RAW RECORDS:
========================
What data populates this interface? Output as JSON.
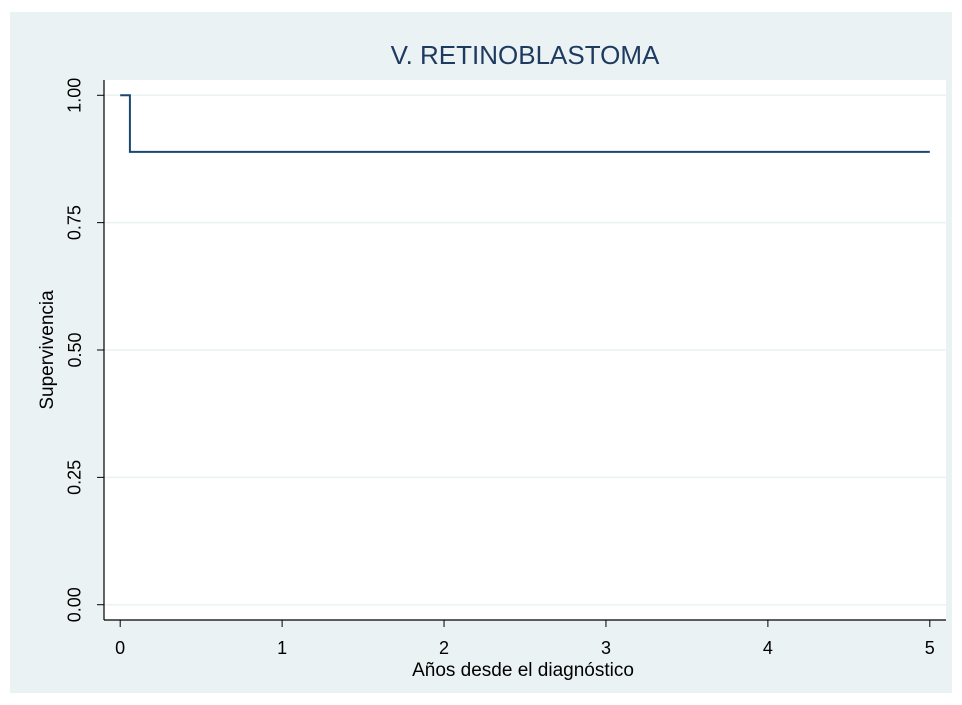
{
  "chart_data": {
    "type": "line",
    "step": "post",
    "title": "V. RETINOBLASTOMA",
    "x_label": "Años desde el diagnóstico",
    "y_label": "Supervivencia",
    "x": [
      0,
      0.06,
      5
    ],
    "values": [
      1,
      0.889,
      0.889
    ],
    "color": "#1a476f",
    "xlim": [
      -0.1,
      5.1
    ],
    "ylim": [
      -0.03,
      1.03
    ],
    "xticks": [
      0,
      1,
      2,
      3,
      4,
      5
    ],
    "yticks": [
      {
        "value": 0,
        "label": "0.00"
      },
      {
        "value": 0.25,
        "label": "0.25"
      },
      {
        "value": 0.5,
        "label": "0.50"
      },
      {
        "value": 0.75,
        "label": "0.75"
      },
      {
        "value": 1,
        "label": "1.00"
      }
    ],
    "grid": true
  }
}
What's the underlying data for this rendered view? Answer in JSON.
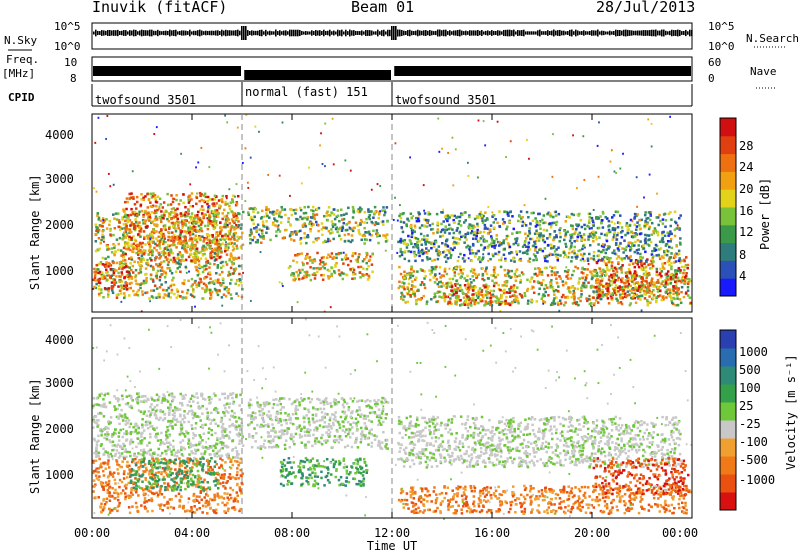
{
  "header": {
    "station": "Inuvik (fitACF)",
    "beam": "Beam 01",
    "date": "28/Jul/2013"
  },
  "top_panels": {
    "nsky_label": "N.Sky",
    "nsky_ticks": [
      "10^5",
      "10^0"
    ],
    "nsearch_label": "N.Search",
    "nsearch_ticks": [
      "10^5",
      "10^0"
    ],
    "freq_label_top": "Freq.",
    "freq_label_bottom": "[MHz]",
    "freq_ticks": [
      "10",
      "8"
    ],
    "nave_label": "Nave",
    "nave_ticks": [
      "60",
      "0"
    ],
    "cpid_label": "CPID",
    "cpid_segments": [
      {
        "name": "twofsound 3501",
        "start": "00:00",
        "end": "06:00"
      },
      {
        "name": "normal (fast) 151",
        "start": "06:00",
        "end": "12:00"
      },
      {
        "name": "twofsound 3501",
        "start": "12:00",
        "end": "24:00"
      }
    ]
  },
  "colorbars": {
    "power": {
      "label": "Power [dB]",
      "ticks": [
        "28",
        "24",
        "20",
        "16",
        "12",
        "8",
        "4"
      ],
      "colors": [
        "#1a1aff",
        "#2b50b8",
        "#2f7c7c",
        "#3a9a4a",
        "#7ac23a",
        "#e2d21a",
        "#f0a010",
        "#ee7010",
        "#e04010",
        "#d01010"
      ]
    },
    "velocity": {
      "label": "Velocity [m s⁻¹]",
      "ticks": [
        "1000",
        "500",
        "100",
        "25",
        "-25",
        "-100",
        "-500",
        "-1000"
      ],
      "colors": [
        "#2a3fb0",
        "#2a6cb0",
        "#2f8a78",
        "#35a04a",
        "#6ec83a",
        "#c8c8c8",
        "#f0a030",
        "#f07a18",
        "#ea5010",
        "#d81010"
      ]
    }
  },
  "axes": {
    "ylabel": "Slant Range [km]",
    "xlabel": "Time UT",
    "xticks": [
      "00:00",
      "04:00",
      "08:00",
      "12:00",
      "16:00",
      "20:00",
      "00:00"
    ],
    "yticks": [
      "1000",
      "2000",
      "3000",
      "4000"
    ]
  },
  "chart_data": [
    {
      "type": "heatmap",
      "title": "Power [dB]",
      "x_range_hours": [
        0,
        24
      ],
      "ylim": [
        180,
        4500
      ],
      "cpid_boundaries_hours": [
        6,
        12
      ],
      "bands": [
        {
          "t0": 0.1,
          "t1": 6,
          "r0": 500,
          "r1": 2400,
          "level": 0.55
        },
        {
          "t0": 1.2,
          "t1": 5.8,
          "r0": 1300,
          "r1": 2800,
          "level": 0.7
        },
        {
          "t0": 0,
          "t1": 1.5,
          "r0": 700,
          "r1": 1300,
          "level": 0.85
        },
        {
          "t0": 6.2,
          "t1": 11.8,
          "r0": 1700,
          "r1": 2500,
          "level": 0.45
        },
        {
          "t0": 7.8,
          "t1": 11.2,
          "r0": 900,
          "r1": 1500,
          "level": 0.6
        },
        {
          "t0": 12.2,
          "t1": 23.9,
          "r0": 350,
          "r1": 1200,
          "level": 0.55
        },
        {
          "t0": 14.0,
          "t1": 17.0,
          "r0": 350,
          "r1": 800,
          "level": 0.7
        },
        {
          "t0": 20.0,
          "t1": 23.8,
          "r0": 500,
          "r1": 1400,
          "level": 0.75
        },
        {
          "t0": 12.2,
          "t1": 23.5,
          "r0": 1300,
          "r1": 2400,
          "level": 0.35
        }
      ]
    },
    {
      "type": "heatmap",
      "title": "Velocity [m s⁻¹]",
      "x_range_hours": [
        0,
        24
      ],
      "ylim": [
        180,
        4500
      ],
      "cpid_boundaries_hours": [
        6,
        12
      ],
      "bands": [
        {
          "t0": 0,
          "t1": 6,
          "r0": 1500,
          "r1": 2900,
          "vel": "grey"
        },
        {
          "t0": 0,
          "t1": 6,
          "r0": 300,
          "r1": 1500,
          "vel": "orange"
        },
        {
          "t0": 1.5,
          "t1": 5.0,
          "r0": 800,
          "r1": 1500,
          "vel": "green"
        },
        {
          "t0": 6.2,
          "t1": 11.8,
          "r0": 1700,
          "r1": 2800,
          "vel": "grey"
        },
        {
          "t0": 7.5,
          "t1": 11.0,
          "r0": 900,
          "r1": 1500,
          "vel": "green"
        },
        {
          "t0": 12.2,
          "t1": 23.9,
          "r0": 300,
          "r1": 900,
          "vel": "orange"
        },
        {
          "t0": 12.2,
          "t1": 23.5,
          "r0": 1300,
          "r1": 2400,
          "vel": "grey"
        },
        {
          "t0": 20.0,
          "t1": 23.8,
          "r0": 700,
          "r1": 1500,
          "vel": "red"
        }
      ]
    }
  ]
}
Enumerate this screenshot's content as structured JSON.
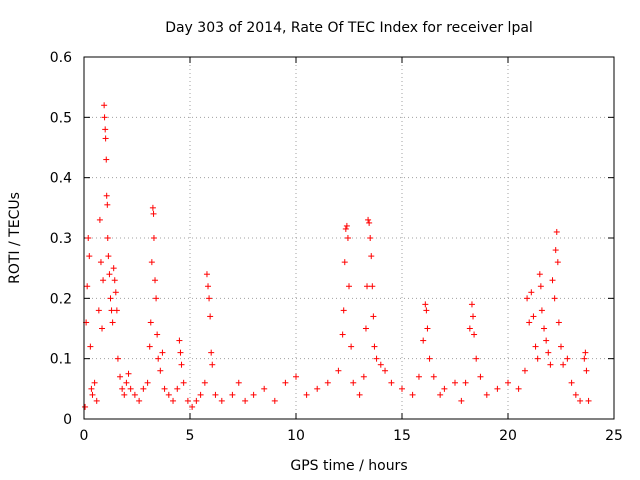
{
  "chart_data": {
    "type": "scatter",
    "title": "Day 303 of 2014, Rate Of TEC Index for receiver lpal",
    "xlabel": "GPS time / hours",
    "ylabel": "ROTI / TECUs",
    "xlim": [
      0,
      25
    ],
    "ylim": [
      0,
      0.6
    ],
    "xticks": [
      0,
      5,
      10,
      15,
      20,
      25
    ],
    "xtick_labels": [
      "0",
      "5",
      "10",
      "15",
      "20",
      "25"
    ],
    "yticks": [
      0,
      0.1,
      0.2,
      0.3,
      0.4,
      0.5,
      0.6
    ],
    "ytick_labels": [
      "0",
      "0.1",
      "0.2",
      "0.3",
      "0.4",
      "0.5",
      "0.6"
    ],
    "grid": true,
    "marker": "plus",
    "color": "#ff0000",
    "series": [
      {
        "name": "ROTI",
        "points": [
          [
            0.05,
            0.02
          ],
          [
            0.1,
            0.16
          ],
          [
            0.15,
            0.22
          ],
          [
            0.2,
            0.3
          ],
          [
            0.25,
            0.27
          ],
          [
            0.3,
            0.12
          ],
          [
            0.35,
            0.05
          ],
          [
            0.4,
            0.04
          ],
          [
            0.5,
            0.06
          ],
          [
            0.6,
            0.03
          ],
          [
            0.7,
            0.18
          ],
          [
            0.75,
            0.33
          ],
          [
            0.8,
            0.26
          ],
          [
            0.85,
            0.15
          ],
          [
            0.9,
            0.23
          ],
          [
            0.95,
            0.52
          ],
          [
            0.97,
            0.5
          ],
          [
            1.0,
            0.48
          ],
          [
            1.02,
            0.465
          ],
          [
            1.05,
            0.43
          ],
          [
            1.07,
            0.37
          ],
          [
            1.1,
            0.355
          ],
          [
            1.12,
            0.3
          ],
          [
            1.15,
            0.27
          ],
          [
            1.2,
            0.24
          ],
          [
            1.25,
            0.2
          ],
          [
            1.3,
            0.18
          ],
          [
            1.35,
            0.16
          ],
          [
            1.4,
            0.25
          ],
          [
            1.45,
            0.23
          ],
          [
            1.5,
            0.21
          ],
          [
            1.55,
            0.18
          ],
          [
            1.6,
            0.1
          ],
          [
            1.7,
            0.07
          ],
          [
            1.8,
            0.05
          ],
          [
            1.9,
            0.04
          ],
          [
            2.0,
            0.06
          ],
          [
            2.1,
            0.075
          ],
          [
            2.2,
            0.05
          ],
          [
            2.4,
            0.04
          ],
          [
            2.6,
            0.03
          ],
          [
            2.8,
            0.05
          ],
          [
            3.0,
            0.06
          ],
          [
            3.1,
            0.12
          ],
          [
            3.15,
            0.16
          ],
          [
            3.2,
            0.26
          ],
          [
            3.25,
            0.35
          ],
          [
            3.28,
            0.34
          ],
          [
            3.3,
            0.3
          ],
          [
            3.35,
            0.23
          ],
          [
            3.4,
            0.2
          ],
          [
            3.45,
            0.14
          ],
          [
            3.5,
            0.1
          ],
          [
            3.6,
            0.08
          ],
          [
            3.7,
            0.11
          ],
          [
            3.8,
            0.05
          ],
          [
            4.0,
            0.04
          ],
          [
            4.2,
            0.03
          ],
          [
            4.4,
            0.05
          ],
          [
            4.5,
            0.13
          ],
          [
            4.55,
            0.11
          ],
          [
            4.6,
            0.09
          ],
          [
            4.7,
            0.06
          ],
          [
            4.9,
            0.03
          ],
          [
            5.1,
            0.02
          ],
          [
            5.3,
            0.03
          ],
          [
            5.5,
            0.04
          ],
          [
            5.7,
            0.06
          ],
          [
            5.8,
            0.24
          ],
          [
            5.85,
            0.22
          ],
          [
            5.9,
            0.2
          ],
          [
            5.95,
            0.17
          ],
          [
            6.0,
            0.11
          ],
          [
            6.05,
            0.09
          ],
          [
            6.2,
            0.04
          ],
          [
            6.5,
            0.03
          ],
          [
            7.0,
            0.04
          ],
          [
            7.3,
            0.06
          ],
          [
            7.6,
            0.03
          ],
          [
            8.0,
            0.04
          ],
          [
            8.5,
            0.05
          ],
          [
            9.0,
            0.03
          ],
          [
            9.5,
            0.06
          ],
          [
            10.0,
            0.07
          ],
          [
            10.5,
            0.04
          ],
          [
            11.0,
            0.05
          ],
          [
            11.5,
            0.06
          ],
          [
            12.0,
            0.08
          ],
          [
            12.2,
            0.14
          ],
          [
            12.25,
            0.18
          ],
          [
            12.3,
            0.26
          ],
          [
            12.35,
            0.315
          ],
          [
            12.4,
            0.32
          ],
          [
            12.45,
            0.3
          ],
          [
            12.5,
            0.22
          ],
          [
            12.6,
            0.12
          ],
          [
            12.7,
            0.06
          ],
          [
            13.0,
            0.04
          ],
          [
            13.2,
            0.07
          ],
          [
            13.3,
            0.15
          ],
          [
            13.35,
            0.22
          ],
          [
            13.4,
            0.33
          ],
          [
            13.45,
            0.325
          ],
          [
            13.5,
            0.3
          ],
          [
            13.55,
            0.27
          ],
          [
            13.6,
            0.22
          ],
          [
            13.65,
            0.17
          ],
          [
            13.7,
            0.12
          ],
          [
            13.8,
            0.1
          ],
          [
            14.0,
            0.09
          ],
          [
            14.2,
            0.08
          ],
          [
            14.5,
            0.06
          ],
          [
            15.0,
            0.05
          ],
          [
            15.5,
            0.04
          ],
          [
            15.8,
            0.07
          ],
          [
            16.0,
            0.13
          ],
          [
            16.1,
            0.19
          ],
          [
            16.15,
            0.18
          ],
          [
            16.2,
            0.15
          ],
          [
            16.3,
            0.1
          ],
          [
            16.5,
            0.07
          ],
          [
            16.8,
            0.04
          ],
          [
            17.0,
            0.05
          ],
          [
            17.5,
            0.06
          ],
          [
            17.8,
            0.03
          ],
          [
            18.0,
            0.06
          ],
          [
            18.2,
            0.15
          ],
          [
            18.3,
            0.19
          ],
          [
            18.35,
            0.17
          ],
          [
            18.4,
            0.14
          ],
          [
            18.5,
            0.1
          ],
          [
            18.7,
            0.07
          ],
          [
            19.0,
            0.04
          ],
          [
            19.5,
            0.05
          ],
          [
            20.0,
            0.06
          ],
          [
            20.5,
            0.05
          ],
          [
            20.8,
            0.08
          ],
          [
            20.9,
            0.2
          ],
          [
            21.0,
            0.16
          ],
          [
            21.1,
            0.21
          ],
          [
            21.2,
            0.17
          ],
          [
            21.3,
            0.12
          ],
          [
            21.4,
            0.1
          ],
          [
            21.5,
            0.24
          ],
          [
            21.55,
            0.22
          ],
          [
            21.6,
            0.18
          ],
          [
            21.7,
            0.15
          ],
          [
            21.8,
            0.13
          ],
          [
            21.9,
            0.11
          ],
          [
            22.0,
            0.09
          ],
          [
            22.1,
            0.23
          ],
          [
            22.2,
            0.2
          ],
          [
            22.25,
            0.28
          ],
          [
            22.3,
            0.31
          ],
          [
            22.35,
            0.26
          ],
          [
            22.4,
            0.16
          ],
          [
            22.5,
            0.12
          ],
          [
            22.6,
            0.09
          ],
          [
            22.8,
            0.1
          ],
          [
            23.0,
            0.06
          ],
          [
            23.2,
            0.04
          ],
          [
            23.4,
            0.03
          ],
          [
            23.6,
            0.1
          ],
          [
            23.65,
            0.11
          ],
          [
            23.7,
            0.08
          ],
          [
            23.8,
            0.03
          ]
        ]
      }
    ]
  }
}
========================
Which lines hold the word "ylabel"? Copy all of them.

RESPONSE TO THE TASK:
    "ylabel": "Slant Range [km]",
    "ylabel": "ROTI / TECUs",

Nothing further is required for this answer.